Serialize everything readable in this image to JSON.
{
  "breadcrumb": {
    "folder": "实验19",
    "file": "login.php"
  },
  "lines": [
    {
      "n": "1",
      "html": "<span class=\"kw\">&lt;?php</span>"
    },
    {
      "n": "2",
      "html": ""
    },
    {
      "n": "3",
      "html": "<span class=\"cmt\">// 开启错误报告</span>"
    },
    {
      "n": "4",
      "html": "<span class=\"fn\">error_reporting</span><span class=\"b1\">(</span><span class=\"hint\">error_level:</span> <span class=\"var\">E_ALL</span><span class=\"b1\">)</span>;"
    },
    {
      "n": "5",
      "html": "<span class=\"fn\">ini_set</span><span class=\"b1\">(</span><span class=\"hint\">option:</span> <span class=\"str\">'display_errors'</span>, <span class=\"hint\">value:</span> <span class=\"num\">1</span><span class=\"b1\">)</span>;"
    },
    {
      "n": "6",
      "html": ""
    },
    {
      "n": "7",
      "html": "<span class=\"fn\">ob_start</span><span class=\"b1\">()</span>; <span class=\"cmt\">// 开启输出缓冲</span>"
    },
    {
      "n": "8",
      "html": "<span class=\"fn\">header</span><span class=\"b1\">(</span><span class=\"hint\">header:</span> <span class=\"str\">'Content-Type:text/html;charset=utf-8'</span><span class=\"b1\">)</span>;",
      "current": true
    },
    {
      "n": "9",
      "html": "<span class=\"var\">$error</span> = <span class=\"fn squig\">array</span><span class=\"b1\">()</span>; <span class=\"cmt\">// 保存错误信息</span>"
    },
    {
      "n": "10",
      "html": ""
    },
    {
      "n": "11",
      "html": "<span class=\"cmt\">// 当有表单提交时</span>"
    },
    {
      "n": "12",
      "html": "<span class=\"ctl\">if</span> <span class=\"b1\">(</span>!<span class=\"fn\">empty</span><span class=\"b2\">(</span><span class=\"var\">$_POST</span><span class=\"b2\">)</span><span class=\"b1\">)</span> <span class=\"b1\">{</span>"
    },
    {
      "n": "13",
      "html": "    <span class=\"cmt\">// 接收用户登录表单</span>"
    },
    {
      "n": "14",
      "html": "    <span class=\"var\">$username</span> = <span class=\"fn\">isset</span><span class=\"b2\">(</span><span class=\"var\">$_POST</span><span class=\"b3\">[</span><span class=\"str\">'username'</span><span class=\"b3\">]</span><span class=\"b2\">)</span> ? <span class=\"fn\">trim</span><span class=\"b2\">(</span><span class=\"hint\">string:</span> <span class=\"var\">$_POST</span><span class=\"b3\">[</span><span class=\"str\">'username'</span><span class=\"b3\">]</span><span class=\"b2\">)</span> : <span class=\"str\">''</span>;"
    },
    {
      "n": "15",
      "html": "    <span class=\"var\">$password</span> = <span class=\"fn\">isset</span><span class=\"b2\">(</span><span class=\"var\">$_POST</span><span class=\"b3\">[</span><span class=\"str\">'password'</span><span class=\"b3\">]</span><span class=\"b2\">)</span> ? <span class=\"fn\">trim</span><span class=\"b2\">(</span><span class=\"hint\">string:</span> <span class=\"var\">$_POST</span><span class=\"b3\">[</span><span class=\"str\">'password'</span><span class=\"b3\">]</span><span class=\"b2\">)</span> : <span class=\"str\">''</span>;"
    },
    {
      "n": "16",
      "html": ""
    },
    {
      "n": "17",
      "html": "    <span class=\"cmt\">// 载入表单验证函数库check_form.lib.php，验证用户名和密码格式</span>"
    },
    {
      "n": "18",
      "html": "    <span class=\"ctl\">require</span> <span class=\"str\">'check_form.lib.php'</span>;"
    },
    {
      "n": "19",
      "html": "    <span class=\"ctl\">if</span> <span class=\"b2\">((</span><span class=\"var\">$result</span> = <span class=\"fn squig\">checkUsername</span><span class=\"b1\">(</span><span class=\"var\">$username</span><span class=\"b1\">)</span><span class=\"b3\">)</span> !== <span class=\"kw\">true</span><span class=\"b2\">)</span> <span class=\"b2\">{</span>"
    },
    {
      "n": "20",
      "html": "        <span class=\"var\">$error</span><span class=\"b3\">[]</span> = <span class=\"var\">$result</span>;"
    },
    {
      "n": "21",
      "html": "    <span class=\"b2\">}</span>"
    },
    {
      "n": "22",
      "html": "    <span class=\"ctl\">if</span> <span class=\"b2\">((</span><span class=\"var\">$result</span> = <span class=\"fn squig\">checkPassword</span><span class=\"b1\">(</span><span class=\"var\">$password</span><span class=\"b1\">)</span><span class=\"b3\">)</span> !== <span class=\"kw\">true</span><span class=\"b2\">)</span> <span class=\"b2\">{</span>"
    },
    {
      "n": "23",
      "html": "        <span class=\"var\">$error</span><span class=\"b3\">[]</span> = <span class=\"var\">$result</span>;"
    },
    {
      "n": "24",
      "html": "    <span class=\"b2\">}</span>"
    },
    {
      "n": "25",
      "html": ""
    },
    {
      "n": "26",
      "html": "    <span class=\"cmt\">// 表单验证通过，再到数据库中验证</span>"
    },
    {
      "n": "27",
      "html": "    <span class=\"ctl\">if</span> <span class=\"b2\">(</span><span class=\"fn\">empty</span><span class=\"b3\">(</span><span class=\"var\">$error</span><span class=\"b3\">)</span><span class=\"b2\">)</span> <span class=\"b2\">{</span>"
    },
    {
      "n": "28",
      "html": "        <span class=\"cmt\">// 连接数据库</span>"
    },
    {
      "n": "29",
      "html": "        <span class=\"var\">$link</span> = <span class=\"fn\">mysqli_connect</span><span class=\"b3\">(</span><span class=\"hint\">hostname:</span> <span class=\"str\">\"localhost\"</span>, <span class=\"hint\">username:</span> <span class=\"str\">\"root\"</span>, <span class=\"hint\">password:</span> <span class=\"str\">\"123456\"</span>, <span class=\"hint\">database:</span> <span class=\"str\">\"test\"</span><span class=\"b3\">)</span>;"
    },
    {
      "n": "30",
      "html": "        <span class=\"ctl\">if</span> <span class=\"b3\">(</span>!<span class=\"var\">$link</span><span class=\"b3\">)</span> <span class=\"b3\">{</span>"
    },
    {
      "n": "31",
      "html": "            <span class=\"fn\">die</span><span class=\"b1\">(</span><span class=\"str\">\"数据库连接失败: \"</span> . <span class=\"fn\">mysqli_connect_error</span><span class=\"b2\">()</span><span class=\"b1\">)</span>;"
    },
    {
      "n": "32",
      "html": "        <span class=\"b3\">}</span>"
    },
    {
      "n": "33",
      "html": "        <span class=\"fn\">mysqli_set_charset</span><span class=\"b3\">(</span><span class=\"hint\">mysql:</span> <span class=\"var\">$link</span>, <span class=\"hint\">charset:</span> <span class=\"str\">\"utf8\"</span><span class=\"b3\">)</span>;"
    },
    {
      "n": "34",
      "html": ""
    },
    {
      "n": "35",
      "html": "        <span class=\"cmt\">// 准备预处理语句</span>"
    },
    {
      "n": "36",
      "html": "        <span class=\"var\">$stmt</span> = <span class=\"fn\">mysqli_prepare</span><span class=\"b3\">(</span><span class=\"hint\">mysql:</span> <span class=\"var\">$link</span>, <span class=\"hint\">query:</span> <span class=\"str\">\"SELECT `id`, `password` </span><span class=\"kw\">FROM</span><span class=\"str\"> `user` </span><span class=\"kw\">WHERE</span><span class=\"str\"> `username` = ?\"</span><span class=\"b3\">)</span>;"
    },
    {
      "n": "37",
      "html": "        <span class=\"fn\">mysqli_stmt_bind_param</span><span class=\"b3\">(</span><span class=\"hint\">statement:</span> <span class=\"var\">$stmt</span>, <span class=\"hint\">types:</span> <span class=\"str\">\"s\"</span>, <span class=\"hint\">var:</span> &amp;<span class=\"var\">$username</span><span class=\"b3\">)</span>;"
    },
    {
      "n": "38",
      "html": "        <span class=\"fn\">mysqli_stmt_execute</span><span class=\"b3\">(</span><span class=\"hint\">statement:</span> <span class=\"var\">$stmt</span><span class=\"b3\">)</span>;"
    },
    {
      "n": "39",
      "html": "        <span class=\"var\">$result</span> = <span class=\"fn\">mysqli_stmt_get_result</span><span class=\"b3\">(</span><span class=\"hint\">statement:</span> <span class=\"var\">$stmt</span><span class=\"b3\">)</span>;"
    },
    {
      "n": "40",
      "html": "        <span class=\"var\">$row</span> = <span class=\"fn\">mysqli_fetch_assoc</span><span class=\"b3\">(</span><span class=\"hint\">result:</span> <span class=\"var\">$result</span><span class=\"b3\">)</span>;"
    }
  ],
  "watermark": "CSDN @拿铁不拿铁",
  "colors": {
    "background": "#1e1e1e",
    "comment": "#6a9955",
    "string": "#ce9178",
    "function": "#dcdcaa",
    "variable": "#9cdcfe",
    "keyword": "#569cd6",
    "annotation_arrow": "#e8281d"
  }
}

::::

▶ [PROBLEM REQUIREMENTS] Where a line in the material above holds "charset", copy that line.

▶ [RESULT FOR THIS EXERCISE]
      "html": "<span class=\"fn\">header</span><span class=\"b1\">(</span><span class=\"hint\">header:</span> <span class=\"str\">'Content-Type:text/html;charset=utf-8'</span><span class=\"b1\">)</span>;",
      "html": "        <span class=\"fn\">mysqli_set_charset</span><span class=\"b3\">(</span><span class=\"hint\">mysql:</span> <span class=\"var\">$link</span>, <span class=\"hint\">charset:</span> <span class=\"str\">\"utf8\"</span><span class=\"b3\">)</span>;"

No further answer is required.